++++ SEITENTEXT
Die große Mehrheit der Muslime in Deutschland sind für Dschihadismus nicht ansprechbar. So haben knapp die Hälfte aller Muslime in Deutschland türkische Wurzeln, kommen in Terrorermittlungen jedoch fast überhaupt nicht vor. „Der Islam“ als Erklärung für dschihadistischen Terrorismus greift deshalb zu kurz.
Die Bereiche Flucht und Asyl sind jedoch ganz offensichtlich ein Hotspot. Mehr als sonstwo gibt es hier „Vulnerabilitäten“, die die Ansprechbarkeit für Extremismus potenziell erhöhen: (a) die Herkunft aus Kriegs- und Konfliktgebieten, in denen dschihadistische Gruppen aktiv sind; (b) eine (oftmals traumatisierende) Fluchterfahrung; (c) negative Erfahrungen und Enttäuschungen während langjähriger Asylverfahren; (d) Zurückweisung und mangelnde Durchsetzung von Abschiebungen.
Was folgt daraus?
++++++++
++++ DATENAUSZUG
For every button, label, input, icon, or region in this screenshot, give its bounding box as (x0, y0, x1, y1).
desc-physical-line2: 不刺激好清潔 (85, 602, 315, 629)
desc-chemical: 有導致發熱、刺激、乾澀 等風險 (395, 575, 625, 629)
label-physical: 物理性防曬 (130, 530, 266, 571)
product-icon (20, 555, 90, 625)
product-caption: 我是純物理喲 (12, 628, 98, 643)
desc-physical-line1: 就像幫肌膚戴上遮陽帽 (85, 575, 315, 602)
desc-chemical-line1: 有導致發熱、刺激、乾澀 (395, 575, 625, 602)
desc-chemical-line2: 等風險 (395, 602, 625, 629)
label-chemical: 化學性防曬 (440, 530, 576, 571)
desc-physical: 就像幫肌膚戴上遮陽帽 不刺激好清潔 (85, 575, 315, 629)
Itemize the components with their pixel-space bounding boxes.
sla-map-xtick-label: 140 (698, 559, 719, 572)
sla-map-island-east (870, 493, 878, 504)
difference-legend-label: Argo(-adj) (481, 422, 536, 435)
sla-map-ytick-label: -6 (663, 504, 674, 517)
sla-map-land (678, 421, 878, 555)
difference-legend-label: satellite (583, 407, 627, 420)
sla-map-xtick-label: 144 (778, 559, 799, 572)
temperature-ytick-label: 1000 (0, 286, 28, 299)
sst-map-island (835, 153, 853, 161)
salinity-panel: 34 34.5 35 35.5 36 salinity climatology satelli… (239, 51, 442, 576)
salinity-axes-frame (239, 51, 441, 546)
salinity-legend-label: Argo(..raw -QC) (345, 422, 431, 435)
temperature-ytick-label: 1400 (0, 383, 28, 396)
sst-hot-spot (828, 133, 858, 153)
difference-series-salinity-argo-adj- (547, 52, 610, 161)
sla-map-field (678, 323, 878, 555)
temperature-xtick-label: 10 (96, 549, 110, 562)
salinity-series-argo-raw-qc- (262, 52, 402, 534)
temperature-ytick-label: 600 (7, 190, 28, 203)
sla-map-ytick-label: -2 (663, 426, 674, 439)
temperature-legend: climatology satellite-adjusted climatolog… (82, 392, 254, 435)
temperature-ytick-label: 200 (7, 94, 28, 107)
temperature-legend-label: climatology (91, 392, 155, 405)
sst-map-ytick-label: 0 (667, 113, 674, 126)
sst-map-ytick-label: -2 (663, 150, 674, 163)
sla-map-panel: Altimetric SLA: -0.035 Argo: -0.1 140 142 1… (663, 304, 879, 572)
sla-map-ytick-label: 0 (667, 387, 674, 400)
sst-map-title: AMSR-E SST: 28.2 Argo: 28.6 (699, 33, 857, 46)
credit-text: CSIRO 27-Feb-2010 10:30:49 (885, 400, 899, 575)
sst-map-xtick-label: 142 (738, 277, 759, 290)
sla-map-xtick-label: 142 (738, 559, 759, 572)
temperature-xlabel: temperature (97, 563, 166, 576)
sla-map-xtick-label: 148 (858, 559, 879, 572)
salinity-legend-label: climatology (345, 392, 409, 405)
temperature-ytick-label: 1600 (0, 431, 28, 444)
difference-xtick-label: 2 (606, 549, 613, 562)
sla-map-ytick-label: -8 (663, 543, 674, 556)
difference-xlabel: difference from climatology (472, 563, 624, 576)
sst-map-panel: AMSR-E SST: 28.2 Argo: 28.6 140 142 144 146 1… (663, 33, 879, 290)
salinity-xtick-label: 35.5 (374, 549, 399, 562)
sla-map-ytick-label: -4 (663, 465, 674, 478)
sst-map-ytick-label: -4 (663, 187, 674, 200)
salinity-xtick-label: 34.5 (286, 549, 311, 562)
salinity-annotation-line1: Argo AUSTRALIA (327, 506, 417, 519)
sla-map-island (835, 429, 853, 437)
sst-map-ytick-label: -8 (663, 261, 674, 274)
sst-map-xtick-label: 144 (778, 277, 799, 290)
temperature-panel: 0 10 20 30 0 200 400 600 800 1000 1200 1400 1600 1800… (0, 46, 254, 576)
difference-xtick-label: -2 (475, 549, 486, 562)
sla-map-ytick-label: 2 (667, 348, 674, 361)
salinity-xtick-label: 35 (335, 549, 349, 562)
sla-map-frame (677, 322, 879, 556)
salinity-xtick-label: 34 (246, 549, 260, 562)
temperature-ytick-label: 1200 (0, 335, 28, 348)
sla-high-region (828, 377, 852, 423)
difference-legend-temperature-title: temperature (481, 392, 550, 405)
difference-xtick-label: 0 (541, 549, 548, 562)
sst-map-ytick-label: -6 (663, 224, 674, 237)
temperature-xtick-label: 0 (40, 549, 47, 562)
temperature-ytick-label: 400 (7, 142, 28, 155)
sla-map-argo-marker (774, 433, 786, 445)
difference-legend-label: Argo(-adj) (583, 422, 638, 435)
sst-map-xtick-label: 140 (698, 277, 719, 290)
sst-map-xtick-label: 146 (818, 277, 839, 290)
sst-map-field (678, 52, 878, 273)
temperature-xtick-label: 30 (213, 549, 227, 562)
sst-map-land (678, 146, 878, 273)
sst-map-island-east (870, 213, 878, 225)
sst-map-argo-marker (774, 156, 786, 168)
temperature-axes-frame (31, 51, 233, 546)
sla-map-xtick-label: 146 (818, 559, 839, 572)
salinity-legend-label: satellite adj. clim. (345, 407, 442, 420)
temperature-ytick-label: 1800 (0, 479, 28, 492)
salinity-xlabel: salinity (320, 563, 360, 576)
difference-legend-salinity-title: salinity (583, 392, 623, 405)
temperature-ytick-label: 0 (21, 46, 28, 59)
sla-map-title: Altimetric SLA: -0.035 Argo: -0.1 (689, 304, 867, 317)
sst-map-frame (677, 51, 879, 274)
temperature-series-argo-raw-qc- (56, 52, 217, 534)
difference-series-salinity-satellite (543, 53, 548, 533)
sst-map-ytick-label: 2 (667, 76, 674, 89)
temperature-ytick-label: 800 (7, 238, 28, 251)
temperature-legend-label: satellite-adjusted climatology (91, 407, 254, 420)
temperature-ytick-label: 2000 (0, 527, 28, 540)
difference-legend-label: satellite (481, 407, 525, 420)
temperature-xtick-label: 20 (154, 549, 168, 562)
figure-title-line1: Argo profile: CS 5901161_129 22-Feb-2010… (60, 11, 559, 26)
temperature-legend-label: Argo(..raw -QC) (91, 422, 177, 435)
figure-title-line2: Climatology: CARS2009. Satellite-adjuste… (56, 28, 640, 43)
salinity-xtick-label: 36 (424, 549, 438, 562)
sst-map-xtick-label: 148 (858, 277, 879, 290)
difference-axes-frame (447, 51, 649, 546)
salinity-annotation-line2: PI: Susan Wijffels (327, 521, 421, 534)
++++++++
**AUFGABE:** Fasse bitte den Absatz im Seitentext, der mit „Die Bereiche Flucht und Asyl“ beginnt, als kurze Liste zusammen und behalte dabei seine wesentlichen Aussagen bei.

**LÖSUNG:**
Flucht und Asyl sind ein Hotspot. Dort gibt es mehr Vulnerabilitäten als anderswo, die die Ansprechbarkeit für Extremismus potenziell erhöhen:
- Herkunft aus Kriegs- und Konfliktgebieten mit aktiven dschihadistischen Gruppen
- oft traumatisierende Fluchterfahrung
- negative Erfahrungen und Enttäuschungen in langjährigen Asylverfahren
- Zurückweisung und mangelnde Durchsetzung von Abschiebungen